# Entries provided:
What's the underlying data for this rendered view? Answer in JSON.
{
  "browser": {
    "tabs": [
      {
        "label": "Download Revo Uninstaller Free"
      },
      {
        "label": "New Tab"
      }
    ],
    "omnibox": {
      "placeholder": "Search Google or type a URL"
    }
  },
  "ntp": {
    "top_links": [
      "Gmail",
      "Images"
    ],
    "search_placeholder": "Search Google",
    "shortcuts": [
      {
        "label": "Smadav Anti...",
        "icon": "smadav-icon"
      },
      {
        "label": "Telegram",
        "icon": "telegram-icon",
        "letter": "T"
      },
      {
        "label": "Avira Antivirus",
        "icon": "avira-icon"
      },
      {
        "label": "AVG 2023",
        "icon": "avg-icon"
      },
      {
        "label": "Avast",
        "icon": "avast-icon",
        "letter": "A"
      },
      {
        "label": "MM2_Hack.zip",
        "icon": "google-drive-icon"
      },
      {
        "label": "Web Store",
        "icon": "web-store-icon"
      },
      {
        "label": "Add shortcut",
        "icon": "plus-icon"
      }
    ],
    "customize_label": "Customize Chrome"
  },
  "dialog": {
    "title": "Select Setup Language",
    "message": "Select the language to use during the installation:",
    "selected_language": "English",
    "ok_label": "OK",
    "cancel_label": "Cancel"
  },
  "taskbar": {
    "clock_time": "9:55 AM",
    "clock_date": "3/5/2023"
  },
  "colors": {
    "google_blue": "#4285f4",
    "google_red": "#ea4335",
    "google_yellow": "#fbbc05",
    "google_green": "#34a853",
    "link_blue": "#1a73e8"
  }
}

# Exercise objective:
Each entry is to be retyped exactly as it appears.

# Solution:
What's the underlying data for this rendered view? Answer in JSON.
{
  "browser": {
    "tabs": [
      {
        "label": "Download Revo Uninstaller Free"
      },
      {
        "label": "New Tab"
      }
    ],
    "omnibox": {
      "placeholder": "Search Google or type a URL"
    }
  },
  "ntp": {
    "top_links": [
      "Gmail",
      "Images"
    ],
    "search_placeholder": "Search Google",
    "shortcuts": [
      {
        "label": "Smadav Anti...",
        "icon": "smadav-icon"
      },
      {
        "label": "Telegram",
        "icon": "telegram-icon",
        "letter": "T"
      },
      {
        "label": "Avira Antivirus",
        "icon": "avira-icon"
      },
      {
        "label": "AVG 2023",
        "icon": "avg-icon"
      },
      {
        "label": "Avast",
        "icon": "avast-icon",
        "letter": "A"
      },
      {
        "label": "MM2_Hack.zip",
        "icon": "google-drive-icon"
      },
      {
        "label": "Web Store",
        "icon": "web-store-icon"
      },
      {
        "label": "Add shortcut",
        "icon": "plus-icon"
      }
    ],
    "customize_label": "Customize Chrome"
  },
  "dialog": {
    "title": "Select Setup Language",
    "message": "Select the language to use during the installation:",
    "selected_language": "English",
    "ok_label": "OK",
    "cancel_label": "Cancel"
  },
  "taskbar": {
    "clock_time": "9:55 AM",
    "clock_date": "3/5/2023"
  },
  "colors": {
    "google_blue": "#4285f4",
    "google_red": "#ea4335",
    "google_yellow": "#fbbc05",
    "google_green": "#34a853",
    "link_blue": "#1a73e8"
  }
}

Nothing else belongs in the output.